→ WRITTEN TASK:
Single out each line with the word "level" and copy it.
--------------------------------
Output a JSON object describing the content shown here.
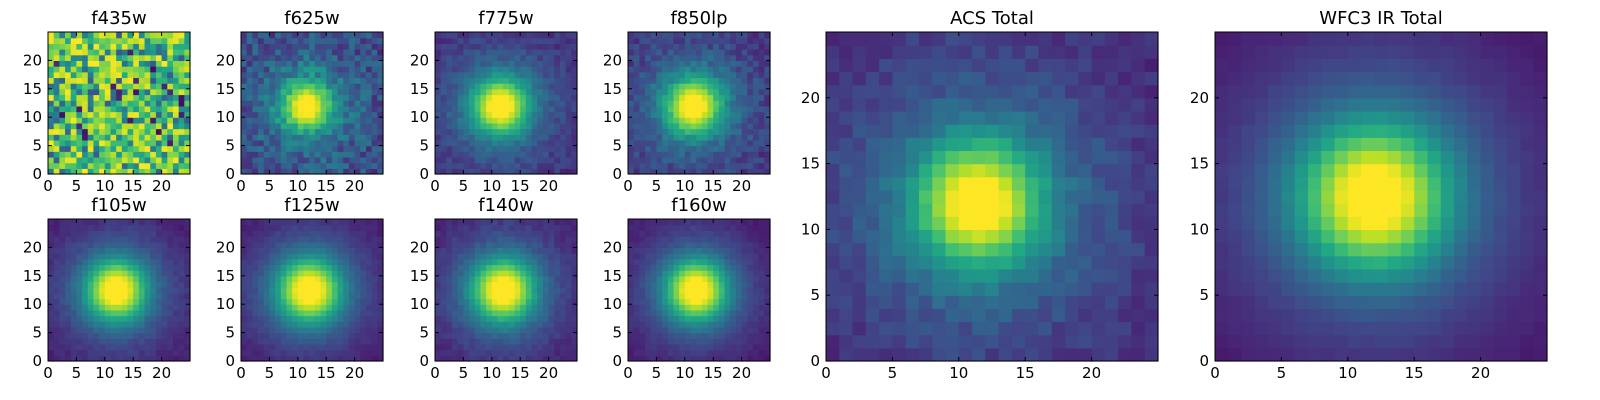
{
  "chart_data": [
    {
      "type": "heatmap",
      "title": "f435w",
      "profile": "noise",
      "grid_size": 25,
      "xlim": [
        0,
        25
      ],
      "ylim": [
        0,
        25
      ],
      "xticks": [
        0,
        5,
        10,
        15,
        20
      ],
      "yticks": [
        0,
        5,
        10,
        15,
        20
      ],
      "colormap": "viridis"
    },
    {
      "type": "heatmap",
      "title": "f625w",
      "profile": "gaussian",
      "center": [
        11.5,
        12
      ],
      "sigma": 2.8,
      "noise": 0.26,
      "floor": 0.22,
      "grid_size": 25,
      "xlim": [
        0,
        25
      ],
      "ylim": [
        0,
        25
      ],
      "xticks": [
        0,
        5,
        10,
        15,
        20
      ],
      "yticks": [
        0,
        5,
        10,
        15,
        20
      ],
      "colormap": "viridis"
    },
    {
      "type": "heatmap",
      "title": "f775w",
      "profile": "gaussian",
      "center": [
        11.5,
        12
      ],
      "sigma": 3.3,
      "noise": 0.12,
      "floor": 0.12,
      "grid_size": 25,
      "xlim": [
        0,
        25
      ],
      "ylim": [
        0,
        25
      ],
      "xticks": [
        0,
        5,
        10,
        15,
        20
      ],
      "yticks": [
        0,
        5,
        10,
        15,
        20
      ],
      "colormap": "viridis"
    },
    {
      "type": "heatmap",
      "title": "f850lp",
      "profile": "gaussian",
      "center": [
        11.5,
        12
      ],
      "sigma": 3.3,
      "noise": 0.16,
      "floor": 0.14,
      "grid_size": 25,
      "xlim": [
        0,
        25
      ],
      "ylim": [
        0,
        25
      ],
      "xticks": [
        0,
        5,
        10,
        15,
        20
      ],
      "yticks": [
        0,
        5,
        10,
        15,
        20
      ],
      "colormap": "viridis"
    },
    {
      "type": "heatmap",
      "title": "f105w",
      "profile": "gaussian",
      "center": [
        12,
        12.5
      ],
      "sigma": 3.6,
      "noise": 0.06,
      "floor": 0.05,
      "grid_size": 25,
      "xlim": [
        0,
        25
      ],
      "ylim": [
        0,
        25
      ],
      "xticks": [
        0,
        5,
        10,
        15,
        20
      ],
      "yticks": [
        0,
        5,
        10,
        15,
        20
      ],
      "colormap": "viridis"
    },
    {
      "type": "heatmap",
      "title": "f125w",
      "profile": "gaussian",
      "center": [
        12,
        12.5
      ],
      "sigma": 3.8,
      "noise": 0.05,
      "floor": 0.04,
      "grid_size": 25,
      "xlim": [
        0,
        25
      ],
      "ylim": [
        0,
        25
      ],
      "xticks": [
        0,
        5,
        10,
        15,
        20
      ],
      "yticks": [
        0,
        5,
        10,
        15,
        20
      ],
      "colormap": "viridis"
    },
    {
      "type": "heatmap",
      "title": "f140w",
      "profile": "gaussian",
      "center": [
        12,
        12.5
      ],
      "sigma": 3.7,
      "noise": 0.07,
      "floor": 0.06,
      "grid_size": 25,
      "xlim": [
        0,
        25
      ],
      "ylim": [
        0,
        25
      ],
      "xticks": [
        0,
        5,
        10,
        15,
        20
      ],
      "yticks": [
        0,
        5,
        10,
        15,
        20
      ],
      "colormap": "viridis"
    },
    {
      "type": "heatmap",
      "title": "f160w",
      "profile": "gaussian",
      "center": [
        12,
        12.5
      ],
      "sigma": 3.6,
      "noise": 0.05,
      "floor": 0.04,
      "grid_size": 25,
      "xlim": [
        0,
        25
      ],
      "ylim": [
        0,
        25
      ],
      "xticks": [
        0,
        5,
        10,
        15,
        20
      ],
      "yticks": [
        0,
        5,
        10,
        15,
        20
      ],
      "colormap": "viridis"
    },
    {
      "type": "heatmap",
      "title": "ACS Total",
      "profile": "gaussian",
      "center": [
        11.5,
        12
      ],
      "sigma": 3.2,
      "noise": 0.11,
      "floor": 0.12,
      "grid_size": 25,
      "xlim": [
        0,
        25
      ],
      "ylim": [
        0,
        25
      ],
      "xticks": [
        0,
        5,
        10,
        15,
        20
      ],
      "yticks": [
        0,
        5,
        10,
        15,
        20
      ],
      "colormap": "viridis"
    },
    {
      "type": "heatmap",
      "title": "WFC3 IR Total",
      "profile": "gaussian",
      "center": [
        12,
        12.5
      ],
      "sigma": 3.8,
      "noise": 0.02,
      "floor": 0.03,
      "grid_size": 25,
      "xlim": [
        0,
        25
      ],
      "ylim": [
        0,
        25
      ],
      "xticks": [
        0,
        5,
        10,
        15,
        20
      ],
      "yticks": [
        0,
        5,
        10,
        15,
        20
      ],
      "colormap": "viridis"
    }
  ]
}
--------------------------------
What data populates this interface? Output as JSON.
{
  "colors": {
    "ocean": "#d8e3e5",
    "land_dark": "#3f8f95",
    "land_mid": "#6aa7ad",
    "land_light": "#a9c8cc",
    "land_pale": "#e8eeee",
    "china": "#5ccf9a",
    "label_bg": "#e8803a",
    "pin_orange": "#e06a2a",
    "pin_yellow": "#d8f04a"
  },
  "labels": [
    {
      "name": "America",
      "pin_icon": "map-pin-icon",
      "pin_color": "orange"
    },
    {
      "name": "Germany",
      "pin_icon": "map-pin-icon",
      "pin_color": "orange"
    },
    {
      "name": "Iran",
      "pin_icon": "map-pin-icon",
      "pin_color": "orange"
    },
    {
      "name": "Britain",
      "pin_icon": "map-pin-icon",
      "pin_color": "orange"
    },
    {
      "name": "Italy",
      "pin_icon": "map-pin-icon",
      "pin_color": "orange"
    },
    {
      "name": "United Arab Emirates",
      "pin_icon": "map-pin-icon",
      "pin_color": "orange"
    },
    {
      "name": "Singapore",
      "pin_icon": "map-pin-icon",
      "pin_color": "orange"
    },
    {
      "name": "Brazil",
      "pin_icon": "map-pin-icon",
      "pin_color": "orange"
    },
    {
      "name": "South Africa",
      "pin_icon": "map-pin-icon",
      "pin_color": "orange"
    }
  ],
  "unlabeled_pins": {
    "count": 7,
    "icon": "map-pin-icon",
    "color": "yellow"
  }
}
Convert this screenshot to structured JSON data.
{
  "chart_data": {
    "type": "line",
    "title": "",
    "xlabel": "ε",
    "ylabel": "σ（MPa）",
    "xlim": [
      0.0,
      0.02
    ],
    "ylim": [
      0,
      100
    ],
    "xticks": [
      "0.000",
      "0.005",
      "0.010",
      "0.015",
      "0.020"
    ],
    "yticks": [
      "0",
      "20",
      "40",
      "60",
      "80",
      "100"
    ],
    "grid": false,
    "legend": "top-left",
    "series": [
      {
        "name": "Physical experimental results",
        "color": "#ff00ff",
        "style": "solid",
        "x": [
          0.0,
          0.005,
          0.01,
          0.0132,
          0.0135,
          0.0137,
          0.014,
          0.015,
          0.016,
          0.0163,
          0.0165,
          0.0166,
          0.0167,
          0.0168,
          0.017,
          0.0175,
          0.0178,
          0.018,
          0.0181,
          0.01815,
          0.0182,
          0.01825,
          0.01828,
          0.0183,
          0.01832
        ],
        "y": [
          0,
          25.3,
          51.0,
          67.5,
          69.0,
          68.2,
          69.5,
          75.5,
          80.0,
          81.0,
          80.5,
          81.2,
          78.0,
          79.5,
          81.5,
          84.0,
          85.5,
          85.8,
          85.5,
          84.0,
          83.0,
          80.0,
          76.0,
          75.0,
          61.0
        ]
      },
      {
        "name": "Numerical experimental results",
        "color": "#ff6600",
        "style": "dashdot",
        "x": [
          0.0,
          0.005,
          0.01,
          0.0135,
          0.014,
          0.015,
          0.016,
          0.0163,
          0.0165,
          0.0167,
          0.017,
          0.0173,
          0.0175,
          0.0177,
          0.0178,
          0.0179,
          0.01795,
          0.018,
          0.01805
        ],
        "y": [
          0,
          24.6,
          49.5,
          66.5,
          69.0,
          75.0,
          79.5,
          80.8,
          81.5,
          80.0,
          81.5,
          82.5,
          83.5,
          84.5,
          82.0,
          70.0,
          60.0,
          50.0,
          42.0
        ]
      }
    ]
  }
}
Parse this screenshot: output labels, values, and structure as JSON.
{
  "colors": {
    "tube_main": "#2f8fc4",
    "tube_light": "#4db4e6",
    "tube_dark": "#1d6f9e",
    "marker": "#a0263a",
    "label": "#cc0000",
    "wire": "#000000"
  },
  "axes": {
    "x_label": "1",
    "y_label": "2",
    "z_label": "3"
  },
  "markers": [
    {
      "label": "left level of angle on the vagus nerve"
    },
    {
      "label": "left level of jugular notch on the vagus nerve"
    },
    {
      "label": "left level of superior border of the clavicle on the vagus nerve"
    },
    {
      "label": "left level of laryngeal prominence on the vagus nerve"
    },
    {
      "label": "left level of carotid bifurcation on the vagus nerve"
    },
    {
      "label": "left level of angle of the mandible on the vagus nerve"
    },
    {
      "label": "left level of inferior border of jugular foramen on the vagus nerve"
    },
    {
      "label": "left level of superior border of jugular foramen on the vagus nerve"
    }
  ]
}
--------------------------------
→ EXERCISE ANSWER:
      "label": "left level of angle on the vagus nerve"
      "label": "left level of jugular notch on the vagus nerve"
      "label": "left level of superior border of the clavicle on the vagus nerve"
      "label": "left level of laryngeal prominence on the vagus nerve"
      "label": "left level of carotid bifurcation on the vagus nerve"
      "label": "left level of angle of the mandible on the vagus nerve"
      "label": "left level of inferior border of jugular foramen on the vagus nerve"
      "label": "left level of superior border of jugular foramen on the vagus nerve"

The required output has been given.